▶ To be done
Format each row below as a numbered list and leave out any blank lines.

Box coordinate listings

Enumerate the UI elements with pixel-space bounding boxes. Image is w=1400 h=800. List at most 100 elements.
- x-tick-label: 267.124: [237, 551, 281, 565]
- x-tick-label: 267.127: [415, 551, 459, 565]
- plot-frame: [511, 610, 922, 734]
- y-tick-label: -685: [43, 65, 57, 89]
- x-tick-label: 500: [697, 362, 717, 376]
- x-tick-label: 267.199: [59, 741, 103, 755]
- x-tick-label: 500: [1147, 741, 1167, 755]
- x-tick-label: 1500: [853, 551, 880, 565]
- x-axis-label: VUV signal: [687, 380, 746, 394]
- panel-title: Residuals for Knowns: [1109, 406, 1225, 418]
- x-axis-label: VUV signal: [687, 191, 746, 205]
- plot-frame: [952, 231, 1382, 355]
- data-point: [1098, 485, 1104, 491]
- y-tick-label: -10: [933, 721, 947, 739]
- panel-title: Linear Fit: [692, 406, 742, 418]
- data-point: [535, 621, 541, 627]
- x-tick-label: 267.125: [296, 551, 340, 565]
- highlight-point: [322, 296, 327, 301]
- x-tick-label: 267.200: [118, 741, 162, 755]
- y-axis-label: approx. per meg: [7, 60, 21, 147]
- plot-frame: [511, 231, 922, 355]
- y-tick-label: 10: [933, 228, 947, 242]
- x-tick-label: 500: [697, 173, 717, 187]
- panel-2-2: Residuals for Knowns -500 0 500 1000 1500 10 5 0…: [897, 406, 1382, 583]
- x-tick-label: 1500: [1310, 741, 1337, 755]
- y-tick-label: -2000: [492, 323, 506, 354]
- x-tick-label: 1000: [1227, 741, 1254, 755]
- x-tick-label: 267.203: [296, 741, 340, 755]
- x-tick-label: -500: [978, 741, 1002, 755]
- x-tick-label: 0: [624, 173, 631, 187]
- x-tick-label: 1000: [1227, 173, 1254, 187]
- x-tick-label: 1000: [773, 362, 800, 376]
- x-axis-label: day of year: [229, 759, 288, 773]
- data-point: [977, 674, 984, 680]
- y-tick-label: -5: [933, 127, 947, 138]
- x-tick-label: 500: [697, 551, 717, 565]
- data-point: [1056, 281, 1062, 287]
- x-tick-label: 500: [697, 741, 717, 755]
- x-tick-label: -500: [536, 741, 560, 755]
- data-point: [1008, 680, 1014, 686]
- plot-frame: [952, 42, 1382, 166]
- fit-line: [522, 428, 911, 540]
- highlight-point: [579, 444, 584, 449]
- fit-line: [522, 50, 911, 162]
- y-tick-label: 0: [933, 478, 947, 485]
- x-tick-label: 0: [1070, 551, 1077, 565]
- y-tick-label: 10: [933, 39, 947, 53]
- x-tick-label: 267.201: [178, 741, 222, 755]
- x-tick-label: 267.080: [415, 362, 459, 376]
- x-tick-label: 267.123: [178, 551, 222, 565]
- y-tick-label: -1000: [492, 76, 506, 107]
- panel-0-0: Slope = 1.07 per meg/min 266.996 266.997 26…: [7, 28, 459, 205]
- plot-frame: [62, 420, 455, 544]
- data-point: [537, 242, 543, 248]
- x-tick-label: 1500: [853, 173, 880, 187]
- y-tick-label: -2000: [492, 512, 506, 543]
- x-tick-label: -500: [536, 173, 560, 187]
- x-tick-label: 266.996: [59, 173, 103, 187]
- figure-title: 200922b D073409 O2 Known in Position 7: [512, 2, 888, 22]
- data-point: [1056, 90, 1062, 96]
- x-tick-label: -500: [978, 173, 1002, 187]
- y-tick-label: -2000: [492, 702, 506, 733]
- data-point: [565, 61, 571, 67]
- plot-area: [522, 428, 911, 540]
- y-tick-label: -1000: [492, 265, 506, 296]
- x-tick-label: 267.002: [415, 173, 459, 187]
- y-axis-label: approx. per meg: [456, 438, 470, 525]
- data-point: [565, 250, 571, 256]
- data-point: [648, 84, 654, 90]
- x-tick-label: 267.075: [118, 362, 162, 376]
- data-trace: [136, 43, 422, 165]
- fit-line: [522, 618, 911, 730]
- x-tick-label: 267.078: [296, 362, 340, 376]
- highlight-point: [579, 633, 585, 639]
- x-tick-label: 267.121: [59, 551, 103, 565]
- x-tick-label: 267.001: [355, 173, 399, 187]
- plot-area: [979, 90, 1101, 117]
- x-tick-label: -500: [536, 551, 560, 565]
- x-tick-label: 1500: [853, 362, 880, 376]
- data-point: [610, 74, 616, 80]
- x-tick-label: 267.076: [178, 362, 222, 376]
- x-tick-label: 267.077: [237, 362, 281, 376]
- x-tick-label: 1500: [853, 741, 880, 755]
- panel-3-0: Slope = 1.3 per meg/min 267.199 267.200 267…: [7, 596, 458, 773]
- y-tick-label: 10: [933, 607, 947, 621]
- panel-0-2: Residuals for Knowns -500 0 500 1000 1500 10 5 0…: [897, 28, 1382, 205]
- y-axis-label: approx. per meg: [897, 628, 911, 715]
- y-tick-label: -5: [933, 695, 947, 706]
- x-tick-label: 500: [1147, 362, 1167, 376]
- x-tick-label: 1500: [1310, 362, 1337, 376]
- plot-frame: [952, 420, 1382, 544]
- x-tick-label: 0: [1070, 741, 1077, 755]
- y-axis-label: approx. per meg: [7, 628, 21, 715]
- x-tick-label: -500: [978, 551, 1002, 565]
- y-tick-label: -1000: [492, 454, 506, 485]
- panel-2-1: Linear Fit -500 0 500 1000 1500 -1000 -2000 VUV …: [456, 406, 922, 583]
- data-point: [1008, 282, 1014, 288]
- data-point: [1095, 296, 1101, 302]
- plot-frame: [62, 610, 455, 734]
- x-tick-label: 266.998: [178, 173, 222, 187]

▶ Exercise output
1. Enumerate the UI elements with pixel-space bounding boxes. Image is w=1400 h=800. List at most 100 elements.
2. - x-tick-label: 267.124: [237, 551, 281, 565]
3. - x-tick-label: 267.127: [415, 551, 459, 565]
4. - plot-frame: [511, 610, 922, 734]
5. - y-tick-label: -685: [43, 65, 57, 89]
6. - x-tick-label: 500: [697, 362, 717, 376]
7. - x-tick-label: 267.199: [59, 741, 103, 755]
8. - x-tick-label: 500: [1147, 741, 1167, 755]
9. - x-tick-label: 1500: [853, 551, 880, 565]
10. - x-axis-label: VUV signal: [687, 380, 746, 394]
11. - panel-title: Residuals for Knowns: [1109, 406, 1225, 418]
12. - x-axis-label: VUV signal: [687, 191, 746, 205]
13. - plot-frame: [952, 231, 1382, 355]
14. - data-point: [1098, 485, 1104, 491]
15. - y-tick-label: -10: [933, 721, 947, 739]
16. - panel-title: Linear Fit: [692, 406, 742, 418]
17. - data-point: [535, 621, 541, 627]
18. - x-tick-label: 267.125: [296, 551, 340, 565]
19. - highlight-point: [322, 296, 327, 301]
20. - x-tick-label: 267.200: [118, 741, 162, 755]
21. - y-axis-label: approx. per meg: [7, 60, 21, 147]
22. - plot-frame: [511, 231, 922, 355]
23. - y-tick-label: 10: [933, 228, 947, 242]
24. - x-tick-label: 500: [697, 173, 717, 187]
25. - panel-2-2: Residuals for Knowns -500 0 500 1000 1500 10 5 0…: [897, 406, 1382, 583]
26. - x-tick-label: 1500: [1310, 741, 1337, 755]
27. - y-tick-label: -2000: [492, 323, 506, 354]
28. - x-tick-label: 1000: [1227, 741, 1254, 755]
29. - x-tick-label: 267.203: [296, 741, 340, 755]
30. - x-tick-label: -500: [978, 741, 1002, 755]
31. - x-tick-label: 0: [624, 173, 631, 187]
32. - x-tick-label: 1000: [1227, 173, 1254, 187]
33. - x-tick-label: 1000: [773, 362, 800, 376]
34. - x-axis-label: day of year: [229, 759, 288, 773]
35. - data-point: [977, 674, 984, 680]
36. - y-tick-label: -5: [933, 127, 947, 138]
37. - x-tick-label: 500: [697, 551, 717, 565]
38. - data-point: [1056, 281, 1062, 287]
39. - x-tick-label: 500: [697, 741, 717, 755]
40. - x-tick-label: -500: [536, 741, 560, 755]
41. - data-point: [1008, 680, 1014, 686]
42. - plot-frame: [952, 42, 1382, 166]
43. - fit-line: [522, 428, 911, 540]
44. - highlight-point: [579, 444, 584, 449]
45. - fit-line: [522, 50, 911, 162]
46. - y-tick-label: 0: [933, 478, 947, 485]
47. - x-tick-label: 0: [1070, 551, 1077, 565]
48. - y-tick-label: 10: [933, 39, 947, 53]
49. - x-tick-label: 267.201: [178, 741, 222, 755]
50. - x-tick-label: 267.080: [415, 362, 459, 376]
51. - x-tick-label: 267.123: [178, 551, 222, 565]
52. - y-tick-label: -1000: [492, 76, 506, 107]
53. - panel-0-0: Slope = 1.07 per meg/min 266.996 266.997 26…: [7, 28, 459, 205]
54. - plot-frame: [62, 420, 455, 544]
55. - data-point: [537, 242, 543, 248]
56. - x-tick-label: 1500: [853, 173, 880, 187]
57. - y-tick-label: -2000: [492, 512, 506, 543]
58. - x-tick-label: -500: [536, 173, 560, 187]
59. - x-tick-label: 266.996: [59, 173, 103, 187]
60. - figure-title: 200922b D073409 O2 Known in Position 7: [512, 2, 888, 22]
61. - data-point: [1056, 90, 1062, 96]
62. - x-tick-label: -500: [978, 173, 1002, 187]
63. - y-tick-label: -2000: [492, 702, 506, 733]
64. - data-point: [565, 61, 571, 67]
65. - plot-area: [522, 428, 911, 540]
66. - y-tick-label: -1000: [492, 265, 506, 296]
67. - x-tick-label: 267.002: [415, 173, 459, 187]
68. - y-axis-label: approx. per meg: [456, 438, 470, 525]
69. - data-point: [565, 250, 571, 256]
70. - data-point: [648, 84, 654, 90]
71. - x-tick-label: 267.075: [118, 362, 162, 376]
72. - data-trace: [136, 43, 422, 165]
73. - fit-line: [522, 618, 911, 730]
74. - x-tick-label: 267.078: [296, 362, 340, 376]
75. - highlight-point: [579, 633, 585, 639]
76. - x-tick-label: 267.121: [59, 551, 103, 565]
77. - x-tick-label: 267.001: [355, 173, 399, 187]
78. - plot-area: [979, 90, 1101, 117]
79. - x-tick-label: -500: [536, 551, 560, 565]
80. - x-tick-label: 1500: [853, 362, 880, 376]
81. - data-point: [610, 74, 616, 80]
82. - x-tick-label: 267.076: [178, 362, 222, 376]
83. - x-tick-label: 267.077: [237, 362, 281, 376]
84. - x-tick-label: 1500: [853, 741, 880, 755]
85. - panel-3-0: Slope = 1.3 per meg/min 267.199 267.200 267…: [7, 596, 458, 773]
86. - y-tick-label: 10: [933, 607, 947, 621]
87. - panel-0-2: Residuals for Knowns -500 0 500 1000 1500 10 5 0…: [897, 28, 1382, 205]
88. - y-axis-label: approx. per meg: [897, 628, 911, 715]
89. - y-tick-label: -5: [933, 695, 947, 706]
90. - x-tick-label: 500: [1147, 362, 1167, 376]
91. - x-tick-label: 1500: [1310, 362, 1337, 376]
92. - plot-frame: [952, 420, 1382, 544]
93. - x-tick-label: 0: [1070, 741, 1077, 755]
94. - y-axis-label: approx. per meg: [7, 628, 21, 715]
95. - x-tick-label: -500: [978, 551, 1002, 565]
96. - y-tick-label: -1000: [492, 454, 506, 485]
97. - panel-2-1: Linear Fit -500 0 500 1000 1500 -1000 -2000 VUV …: [456, 406, 922, 583]
98. - data-point: [1008, 282, 1014, 288]
99. - data-point: [1095, 296, 1101, 302]
100. - plot-frame: [62, 610, 455, 734]
101. - x-tick-label: 266.998: [178, 173, 222, 187]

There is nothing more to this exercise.